- **Prompt**: Every record here must be set down once more, precisely as it reads.

- **Recorded information**:
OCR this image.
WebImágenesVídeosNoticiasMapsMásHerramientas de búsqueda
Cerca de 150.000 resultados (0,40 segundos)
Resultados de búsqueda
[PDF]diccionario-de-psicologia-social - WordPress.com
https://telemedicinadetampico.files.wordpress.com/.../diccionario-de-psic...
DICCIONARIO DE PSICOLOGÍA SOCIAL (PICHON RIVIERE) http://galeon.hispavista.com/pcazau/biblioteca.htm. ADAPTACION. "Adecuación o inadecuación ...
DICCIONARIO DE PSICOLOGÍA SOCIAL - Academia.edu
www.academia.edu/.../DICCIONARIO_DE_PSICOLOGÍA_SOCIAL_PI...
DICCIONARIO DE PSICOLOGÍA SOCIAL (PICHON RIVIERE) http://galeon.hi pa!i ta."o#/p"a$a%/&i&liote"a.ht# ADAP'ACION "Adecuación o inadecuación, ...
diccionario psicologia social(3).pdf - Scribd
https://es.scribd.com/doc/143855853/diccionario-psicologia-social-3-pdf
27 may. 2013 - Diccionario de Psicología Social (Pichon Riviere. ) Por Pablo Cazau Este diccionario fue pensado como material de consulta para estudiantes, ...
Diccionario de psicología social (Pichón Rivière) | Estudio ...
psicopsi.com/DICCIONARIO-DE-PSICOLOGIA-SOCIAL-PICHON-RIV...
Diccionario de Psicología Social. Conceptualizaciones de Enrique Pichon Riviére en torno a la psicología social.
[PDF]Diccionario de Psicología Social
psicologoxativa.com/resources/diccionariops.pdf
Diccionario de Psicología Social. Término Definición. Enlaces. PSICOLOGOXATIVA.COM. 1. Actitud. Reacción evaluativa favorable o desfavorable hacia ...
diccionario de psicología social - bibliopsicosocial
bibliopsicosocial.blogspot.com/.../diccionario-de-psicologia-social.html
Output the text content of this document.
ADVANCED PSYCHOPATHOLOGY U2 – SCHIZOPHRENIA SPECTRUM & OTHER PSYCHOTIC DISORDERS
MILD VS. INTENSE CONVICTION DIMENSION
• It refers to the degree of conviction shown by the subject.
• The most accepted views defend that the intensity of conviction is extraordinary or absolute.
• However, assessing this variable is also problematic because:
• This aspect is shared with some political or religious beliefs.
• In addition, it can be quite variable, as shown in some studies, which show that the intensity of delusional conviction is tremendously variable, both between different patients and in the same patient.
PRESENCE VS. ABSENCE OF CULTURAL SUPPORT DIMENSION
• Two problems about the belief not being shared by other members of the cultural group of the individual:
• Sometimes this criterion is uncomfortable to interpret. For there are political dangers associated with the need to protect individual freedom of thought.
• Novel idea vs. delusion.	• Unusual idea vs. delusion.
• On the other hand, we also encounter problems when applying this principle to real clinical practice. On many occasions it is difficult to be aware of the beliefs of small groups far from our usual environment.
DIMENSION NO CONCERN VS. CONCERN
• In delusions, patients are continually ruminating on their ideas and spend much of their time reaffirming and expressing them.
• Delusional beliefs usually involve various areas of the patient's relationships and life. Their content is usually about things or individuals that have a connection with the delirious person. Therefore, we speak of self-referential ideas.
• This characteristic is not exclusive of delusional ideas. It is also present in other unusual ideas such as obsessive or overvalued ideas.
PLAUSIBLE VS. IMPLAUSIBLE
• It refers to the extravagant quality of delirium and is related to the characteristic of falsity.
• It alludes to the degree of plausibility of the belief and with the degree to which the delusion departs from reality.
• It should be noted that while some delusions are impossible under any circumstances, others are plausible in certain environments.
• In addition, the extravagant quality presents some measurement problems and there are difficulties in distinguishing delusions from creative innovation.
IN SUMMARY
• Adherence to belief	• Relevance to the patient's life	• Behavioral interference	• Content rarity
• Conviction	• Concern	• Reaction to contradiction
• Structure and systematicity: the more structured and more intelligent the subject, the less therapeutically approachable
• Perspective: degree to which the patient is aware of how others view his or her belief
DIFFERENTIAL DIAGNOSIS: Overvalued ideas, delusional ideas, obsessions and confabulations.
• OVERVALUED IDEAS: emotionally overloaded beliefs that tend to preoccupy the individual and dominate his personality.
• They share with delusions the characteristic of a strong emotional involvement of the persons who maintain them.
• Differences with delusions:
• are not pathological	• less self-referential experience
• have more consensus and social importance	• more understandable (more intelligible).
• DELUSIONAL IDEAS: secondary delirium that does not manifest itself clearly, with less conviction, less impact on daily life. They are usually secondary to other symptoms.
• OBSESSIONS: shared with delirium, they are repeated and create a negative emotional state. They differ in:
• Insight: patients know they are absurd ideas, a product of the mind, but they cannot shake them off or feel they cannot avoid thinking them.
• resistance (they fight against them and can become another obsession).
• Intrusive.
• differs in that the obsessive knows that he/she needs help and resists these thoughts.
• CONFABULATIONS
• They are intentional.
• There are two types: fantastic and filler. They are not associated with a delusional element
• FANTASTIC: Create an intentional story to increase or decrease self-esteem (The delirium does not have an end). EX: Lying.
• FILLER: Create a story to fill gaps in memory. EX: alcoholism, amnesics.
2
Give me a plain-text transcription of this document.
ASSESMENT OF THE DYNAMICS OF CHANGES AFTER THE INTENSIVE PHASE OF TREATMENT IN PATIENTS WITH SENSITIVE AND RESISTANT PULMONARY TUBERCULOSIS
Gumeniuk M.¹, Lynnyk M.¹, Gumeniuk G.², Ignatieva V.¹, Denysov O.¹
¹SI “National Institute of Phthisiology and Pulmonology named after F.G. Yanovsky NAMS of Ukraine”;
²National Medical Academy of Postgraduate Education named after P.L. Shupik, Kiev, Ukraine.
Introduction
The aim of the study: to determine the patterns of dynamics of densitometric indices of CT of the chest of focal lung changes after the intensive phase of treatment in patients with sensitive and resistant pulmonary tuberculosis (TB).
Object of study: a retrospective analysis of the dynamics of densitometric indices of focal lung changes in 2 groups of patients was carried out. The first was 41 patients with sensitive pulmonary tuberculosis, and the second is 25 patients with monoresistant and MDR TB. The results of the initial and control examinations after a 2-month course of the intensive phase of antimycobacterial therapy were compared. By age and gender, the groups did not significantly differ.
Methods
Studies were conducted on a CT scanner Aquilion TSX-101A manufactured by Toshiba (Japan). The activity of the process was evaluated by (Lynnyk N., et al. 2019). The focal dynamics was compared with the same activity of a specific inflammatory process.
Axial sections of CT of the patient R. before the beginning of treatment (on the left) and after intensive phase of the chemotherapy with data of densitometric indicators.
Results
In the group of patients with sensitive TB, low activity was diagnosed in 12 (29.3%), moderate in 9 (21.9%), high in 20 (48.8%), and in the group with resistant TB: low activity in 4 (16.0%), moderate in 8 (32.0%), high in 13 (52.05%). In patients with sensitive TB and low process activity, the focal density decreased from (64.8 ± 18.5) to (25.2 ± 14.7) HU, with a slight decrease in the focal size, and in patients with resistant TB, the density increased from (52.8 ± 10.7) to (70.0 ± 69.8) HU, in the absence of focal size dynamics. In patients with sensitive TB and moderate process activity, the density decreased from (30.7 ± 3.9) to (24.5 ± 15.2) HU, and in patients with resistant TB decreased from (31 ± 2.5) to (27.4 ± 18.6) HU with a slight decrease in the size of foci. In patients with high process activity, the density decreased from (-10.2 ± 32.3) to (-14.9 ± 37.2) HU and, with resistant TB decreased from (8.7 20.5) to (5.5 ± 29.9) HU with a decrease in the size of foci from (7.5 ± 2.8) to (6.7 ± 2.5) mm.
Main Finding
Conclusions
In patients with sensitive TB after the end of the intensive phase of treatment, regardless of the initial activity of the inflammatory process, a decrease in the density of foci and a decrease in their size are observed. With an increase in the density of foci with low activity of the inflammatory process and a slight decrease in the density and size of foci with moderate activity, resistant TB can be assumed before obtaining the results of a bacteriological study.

- **Solved exercise**:
OCR this image.
WebImágenesVídeosNoticiasMapsMásHerramientas de búsqueda
Cerca de 150.000 resultados (0,40 segundos)
Resultados de búsqueda
[PDF]diccionario-de-psicologia-social - WordPress.com
https://telemedicinadetampico.files.wordpress.com/.../diccionario-de-psic...
DICCIONARIO DE PSICOLOGÍA SOCIAL (PICHON RIVIERE) http://galeon.hispavista.com/pcazau/biblioteca.htm. ADAPTACION. "Adecuación o inadecuación ...
DICCIONARIO DE PSICOLOGÍA SOCIAL - Academia.edu
www.academia.edu/.../DICCIONARIO_DE_PSICOLOGÍA_SOCIAL_PI...
DICCIONARIO DE PSICOLOGÍA SOCIAL (PICHON RIVIERE) http://galeon.hi pa!i ta."o#/p"a$a%/&i&liote"a.ht# ADAP'ACION "Adecuación o inadecuación, ...
diccionario psicologia social(3).pdf - Scribd
https://es.scribd.com/doc/143855853/diccionario-psicologia-social-3-pdf
27 may. 2013 - Diccionario de Psicología Social (Pichon Riviere. ) Por Pablo Cazau Este diccionario fue pensado como material de consulta para estudiantes, ...
Diccionario de psicología social (Pichón Rivière) | Estudio ...
psicopsi.com/DICCIONARIO-DE-PSICOLOGIA-SOCIAL-PICHON-RIV...
Diccionario de Psicología Social. Conceptualizaciones de Enrique Pichon Riviére en torno a la psicología social.
[PDF]Diccionario de Psicología Social
psicologoxativa.com/resources/diccionariops.pdf
Diccionario de Psicología Social. Término Definición. Enlaces. PSICOLOGOXATIVA.COM. 1. Actitud. Reacción evaluativa favorable o desfavorable hacia ...
diccionario de psicología social - bibliopsicosocial
bibliopsicosocial.blogspot.com/.../diccionario-de-psicologia-social.html
Output the text content of this document.
ADVANCED PSYCHOPATHOLOGY U2 – SCHIZOPHRENIA SPECTRUM & OTHER PSYCHOTIC DISORDERS
MILD VS. INTENSE CONVICTION DIMENSION
• It refers to the degree of conviction shown by the subject.
• The most accepted views defend that the intensity of conviction is extraordinary or absolute.
• However, assessing this variable is also problematic because:
• This aspect is shared with some political or religious beliefs.
• In addition, it can be quite variable, as shown in some studies, which show that the intensity of delusional conviction is tremendously variable, both between different patients and in the same patient.
PRESENCE VS. ABSENCE OF CULTURAL SUPPORT DIMENSION
• Two problems about the belief not being shared by other members of the cultural group of the individual:
• Sometimes this criterion is uncomfortable to interpret. For there are political dangers associated with the need to protect individual freedom of thought.
• Novel idea vs. delusion.	• Unusual idea vs. delusion.
• On the other hand, we also encounter problems when applying this principle to real clinical practice. On many occasions it is difficult to be aware of the beliefs of small groups far from our usual environment.
DIMENSION NO CONCERN VS. CONCERN
• In delusions, patients are continually ruminating on their ideas and spend much of their time reaffirming and expressing them.
• Delusional beliefs usually involve various areas of the patient's relationships and life. Their content is usually about things or individuals that have a connection with the delirious person. Therefore, we speak of self-referential ideas.
• This characteristic is not exclusive of delusional ideas. It is also present in other unusual ideas such as obsessive or overvalued ideas.
PLAUSIBLE VS. IMPLAUSIBLE
• It refers to the extravagant quality of delirium and is related to the characteristic of falsity.
• It alludes to the degree of plausibility of the belief and with the degree to which the delusion departs from reality.
• It should be noted that while some delusions are impossible under any circumstances, others are plausible in certain environments.
• In addition, the extravagant quality presents some measurement problems and there are difficulties in distinguishing delusions from creative innovation.
IN SUMMARY
• Adherence to belief	• Relevance to the patient's life	• Behavioral interference	• Content rarity
• Conviction	• Concern	• Reaction to contradiction
• Structure and systematicity: the more structured and more intelligent the subject, the less therapeutically approachable
• Perspective: degree to which the patient is aware of how others view his or her belief
DIFFERENTIAL DIAGNOSIS: Overvalued ideas, delusional ideas, obsessions and confabulations.
• OVERVALUED IDEAS: emotionally overloaded beliefs that tend to preoccupy the individual and dominate his personality.
• They share with delusions the characteristic of a strong emotional involvement of the persons who maintain them.
• Differences with delusions:
• are not pathological	• less self-referential experience
• have more consensus and social importance	• more understandable (more intelligible).
• DELUSIONAL IDEAS: secondary delirium that does not manifest itself clearly, with less conviction, less impact on daily life. They are usually secondary to other symptoms.
• OBSESSIONS: shared with delirium, they are repeated and create a negative emotional state. They differ in:
• Insight: patients know they are absurd ideas, a product of the mind, but they cannot shake them off or feel they cannot avoid thinking them.
• resistance (they fight against them and can become another obsession).
• Intrusive.
• differs in that the obsessive knows that he/she needs help and resists these thoughts.
• CONFABULATIONS
• They are intentional.
• There are two types: fantastic and filler. They are not associated with a delusional element
• FANTASTIC: Create an intentional story to increase or decrease self-esteem (The delirium does not have an end). EX: Lying.
• FILLER: Create a story to fill gaps in memory. EX: alcoholism, amnesics.
2
Give me a plain-text transcription of this document.
ASSESMENT OF THE DYNAMICS OF CHANGES AFTER THE INTENSIVE PHASE OF TREATMENT IN PATIENTS WITH SENSITIVE AND RESISTANT PULMONARY TUBERCULOSIS
Gumeniuk M.¹, Lynnyk M.¹, Gumeniuk G.², Ignatieva V.¹, Denysov O.¹
¹SI “National Institute of Phthisiology and Pulmonology named after F.G. Yanovsky NAMS of Ukraine”;
²National Medical Academy of Postgraduate Education named after P.L. Shupik, Kiev, Ukraine.
Introduction
The aim of the study: to determine the patterns of dynamics of densitometric indices of CT of the chest of focal lung changes after the intensive phase of treatment in patients with sensitive and resistant pulmonary tuberculosis (TB).
Object of study: a retrospective analysis of the dynamics of densitometric indices of focal lung changes in 2 groups of patients was carried out. The first was 41 patients with sensitive pulmonary tuberculosis, and the second is 25 patients with monoresistant and MDR TB. The results of the initial and control examinations after a 2-month course of the intensive phase of antimycobacterial therapy were compared. By age and gender, the groups did not significantly differ.
Methods
Studies were conducted on a CT scanner Aquilion TSX-101A manufactured by Toshiba (Japan). The activity of the process was evaluated by (Lynnyk N., et al. 2019). The focal dynamics was compared with the same activity of a specific inflammatory process.
Axial sections of CT of the patient R. before the beginning of treatment (on the left) and after intensive phase of the chemotherapy with data of densitometric indicators.
Results
In the group of patients with sensitive TB, low activity was diagnosed in 12 (29.3%), moderate in 9 (21.9%), high in 20 (48.8%), and in the group with resistant TB: low activity in 4 (16.0%), moderate in 8 (32.0%), high in 13 (52.05%). In patients with sensitive TB and low process activity, the focal density decreased from (64.8 ± 18.5) to (25.2 ± 14.7) HU, with a slight decrease in the focal size, and in patients with resistant TB, the density increased from (52.8 ± 10.7) to (70.0 ± 69.8) HU, in the absence of focal size dynamics. In patients with sensitive TB and moderate process activity, the density decreased from (30.7 ± 3.9) to (24.5 ± 15.2) HU, and in patients with resistant TB decreased from (31 ± 2.5) to (27.4 ± 18.6) HU with a slight decrease in the size of foci. In patients with high process activity, the density decreased from (-10.2 ± 32.3) to (-14.9 ± 37.2) HU and, with resistant TB decreased from (8.7 20.5) to (5.5 ± 29.9) HU with a decrease in the size of foci from (7.5 ± 2.8) to (6.7 ± 2.5) mm.
Main Finding
Conclusions
In patients with sensitive TB after the end of the intensive phase of treatment, regardless of the initial activity of the inflammatory process, a decrease in the density of foci and a decrease in their size are observed. With an increase in the density of foci with low activity of the inflammatory process and a slight decrease in the density and size of foci with moderate activity, resistant TB can be assumed before obtaining the results of a bacteriological study.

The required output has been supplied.